-- Begin Data rows --

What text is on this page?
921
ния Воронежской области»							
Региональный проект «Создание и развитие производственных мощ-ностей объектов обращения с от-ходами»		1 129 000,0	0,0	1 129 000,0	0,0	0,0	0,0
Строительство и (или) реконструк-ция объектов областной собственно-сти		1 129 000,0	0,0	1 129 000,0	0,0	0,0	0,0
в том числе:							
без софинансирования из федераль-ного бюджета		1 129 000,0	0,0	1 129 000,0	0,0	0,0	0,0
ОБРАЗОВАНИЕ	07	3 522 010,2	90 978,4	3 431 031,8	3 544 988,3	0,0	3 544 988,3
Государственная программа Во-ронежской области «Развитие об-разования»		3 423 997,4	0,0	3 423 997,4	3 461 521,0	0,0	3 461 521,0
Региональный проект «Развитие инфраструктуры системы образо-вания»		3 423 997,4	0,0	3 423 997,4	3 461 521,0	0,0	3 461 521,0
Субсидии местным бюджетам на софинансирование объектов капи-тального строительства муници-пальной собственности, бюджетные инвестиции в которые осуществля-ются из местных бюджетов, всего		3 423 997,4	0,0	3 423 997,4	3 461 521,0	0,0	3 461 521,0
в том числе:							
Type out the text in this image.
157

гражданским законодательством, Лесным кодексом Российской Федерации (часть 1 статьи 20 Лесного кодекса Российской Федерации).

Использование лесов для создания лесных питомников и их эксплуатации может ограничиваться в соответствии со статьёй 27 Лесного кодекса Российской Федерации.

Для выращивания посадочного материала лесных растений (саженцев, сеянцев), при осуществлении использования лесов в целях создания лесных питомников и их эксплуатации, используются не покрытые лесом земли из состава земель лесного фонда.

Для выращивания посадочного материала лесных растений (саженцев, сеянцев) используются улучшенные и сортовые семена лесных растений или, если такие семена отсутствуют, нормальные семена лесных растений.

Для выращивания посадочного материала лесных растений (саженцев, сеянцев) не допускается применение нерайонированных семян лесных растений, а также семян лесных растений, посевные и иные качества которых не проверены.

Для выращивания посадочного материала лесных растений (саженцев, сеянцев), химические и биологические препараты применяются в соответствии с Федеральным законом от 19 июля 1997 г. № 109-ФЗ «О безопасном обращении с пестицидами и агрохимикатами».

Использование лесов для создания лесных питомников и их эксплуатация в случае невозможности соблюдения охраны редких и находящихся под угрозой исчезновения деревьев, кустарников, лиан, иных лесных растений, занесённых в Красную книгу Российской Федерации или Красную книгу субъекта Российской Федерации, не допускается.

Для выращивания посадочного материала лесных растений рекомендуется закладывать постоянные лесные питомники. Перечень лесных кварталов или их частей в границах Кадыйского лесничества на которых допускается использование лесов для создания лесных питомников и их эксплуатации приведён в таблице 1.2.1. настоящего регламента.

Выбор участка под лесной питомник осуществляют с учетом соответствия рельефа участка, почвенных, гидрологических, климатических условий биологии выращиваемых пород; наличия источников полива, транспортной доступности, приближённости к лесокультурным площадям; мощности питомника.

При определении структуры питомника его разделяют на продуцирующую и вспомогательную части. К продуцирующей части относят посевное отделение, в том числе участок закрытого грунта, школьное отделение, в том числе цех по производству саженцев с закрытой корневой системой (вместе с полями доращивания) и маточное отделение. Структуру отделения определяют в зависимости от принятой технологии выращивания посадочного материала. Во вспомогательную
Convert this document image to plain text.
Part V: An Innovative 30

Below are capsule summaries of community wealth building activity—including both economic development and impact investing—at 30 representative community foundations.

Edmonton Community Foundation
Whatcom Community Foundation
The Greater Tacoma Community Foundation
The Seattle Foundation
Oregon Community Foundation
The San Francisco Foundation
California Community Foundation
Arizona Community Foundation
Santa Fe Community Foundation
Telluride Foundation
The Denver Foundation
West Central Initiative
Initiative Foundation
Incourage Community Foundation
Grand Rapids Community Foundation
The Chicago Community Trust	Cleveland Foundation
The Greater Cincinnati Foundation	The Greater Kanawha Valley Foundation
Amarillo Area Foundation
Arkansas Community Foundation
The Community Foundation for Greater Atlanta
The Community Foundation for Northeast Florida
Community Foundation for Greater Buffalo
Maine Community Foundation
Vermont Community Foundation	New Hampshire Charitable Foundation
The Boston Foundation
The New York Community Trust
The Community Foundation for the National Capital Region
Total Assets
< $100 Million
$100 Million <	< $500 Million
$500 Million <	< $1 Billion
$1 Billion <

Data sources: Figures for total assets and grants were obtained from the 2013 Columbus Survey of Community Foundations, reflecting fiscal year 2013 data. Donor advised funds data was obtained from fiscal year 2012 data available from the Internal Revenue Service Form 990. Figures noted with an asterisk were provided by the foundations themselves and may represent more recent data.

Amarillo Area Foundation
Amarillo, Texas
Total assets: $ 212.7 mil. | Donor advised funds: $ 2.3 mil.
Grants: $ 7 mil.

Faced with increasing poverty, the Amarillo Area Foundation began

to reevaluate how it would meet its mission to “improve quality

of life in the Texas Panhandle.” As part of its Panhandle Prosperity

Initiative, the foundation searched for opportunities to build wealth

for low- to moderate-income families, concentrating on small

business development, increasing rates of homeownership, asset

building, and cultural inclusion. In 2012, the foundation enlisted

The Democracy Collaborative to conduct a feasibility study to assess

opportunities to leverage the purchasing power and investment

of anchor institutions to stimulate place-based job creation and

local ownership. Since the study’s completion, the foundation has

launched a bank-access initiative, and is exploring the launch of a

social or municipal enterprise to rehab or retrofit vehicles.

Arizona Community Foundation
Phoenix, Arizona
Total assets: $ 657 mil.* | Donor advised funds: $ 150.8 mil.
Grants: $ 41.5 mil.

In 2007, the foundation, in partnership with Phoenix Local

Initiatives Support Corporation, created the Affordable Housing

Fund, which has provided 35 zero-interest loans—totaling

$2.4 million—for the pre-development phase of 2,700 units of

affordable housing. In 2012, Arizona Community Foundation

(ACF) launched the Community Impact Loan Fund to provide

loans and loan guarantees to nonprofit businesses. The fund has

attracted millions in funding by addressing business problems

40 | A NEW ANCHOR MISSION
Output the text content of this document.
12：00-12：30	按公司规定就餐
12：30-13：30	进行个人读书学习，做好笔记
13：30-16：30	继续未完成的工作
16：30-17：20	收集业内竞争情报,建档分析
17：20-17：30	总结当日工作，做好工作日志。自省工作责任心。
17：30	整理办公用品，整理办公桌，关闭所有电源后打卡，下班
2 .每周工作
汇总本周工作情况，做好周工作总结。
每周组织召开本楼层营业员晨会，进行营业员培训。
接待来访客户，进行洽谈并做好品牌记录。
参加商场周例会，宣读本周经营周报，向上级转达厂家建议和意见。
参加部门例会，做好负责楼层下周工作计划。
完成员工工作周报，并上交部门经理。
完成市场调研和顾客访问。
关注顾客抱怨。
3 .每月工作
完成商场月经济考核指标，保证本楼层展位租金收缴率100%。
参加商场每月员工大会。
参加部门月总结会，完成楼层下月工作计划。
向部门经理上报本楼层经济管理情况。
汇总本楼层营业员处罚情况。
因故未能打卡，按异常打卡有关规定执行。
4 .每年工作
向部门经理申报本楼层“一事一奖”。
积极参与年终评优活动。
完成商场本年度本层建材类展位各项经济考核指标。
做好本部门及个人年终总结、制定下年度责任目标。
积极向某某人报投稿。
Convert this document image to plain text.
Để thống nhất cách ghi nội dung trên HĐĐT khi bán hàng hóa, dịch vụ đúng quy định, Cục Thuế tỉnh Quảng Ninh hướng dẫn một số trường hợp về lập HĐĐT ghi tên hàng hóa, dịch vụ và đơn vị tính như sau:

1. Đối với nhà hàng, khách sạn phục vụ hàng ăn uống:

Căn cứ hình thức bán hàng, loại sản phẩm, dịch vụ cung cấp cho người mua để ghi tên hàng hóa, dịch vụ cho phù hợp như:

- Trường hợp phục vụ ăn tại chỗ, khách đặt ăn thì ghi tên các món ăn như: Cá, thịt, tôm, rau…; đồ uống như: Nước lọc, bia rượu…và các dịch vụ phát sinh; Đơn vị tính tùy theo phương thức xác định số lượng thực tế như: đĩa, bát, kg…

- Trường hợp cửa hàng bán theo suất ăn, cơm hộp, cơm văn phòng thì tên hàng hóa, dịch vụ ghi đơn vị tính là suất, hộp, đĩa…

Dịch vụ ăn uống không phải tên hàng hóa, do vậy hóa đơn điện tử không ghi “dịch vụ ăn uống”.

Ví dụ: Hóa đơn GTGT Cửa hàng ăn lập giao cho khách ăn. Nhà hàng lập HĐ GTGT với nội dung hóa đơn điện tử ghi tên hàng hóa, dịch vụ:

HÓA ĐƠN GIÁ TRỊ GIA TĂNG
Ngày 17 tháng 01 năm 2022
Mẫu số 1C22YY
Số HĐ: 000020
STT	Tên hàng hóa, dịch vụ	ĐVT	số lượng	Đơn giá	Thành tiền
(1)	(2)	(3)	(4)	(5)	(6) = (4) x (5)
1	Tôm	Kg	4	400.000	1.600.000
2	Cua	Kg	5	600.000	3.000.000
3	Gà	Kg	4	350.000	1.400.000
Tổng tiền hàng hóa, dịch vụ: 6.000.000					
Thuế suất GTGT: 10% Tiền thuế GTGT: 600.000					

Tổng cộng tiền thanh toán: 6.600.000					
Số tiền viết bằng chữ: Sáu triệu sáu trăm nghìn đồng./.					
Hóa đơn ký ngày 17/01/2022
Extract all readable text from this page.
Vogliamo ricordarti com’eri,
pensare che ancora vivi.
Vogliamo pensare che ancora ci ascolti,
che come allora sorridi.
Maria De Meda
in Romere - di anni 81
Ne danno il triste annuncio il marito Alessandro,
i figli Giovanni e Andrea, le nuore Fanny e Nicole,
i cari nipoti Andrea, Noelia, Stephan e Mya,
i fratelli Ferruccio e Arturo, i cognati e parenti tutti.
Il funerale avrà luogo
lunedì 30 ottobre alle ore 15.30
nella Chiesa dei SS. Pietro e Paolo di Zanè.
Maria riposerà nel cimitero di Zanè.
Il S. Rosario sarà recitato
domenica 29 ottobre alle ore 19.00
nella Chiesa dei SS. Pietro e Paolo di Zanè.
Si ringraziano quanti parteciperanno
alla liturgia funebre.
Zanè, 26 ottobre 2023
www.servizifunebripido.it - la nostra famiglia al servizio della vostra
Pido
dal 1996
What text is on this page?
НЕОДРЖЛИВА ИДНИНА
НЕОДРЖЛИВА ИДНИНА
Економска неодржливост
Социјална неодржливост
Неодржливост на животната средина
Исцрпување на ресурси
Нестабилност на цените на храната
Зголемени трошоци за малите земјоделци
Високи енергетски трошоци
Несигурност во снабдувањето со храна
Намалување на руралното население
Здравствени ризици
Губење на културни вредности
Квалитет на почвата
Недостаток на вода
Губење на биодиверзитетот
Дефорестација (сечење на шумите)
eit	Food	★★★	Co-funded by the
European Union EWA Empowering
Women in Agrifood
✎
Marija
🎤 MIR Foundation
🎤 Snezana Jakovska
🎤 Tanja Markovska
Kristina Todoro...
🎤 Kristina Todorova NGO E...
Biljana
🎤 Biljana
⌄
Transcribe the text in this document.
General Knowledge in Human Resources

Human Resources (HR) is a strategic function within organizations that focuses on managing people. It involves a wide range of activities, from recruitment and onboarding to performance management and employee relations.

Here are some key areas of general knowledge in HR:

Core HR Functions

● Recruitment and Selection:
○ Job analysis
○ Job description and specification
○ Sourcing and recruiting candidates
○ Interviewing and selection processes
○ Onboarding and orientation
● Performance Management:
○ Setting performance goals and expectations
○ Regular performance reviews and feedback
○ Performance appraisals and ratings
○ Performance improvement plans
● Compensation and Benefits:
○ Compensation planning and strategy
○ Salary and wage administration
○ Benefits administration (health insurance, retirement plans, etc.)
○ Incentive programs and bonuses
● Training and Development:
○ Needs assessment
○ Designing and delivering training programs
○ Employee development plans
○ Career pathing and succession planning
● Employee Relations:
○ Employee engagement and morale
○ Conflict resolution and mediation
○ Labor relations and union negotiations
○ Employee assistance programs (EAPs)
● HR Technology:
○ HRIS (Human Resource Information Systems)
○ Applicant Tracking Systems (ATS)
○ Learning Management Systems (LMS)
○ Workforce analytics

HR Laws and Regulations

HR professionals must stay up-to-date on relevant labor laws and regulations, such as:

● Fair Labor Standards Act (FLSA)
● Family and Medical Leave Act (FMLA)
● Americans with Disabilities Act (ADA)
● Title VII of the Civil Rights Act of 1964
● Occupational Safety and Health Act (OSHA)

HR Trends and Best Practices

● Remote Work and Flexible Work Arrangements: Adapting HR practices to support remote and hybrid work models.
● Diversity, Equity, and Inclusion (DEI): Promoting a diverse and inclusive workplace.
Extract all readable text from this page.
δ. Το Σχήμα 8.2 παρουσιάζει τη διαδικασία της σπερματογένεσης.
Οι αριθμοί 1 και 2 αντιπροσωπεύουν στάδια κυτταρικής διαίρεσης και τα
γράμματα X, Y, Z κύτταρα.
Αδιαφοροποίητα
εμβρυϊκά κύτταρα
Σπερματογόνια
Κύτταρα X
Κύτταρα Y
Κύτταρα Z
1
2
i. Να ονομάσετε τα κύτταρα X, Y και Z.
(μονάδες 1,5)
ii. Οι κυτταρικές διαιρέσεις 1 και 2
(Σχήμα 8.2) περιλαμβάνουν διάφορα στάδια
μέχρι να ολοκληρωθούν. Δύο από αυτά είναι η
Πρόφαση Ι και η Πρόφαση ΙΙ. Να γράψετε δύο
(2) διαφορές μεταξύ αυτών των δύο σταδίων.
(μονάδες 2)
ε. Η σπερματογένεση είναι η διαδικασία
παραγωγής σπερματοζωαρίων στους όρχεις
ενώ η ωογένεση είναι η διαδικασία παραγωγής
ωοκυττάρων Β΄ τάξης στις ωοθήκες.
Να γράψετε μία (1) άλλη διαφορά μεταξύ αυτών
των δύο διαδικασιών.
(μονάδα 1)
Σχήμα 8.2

-- End Data rows --

Read the entries and pick out all lines that include the word "foundations".

Below are capsule summaries of community wealth building activity—including both economic development and impact investing—at 30 representative community foundations.
Data sources: Figures for total assets and grants were obtained from the 2013 Columbus Survey of Community Foundations, reflecting fiscal year 2013 data. Donor advised funds data was obtained from fiscal year 2012 data available from the Internal Revenue Service Form 990. Figures noted with an asterisk were provided by the foundations themselves and may represent more recent data.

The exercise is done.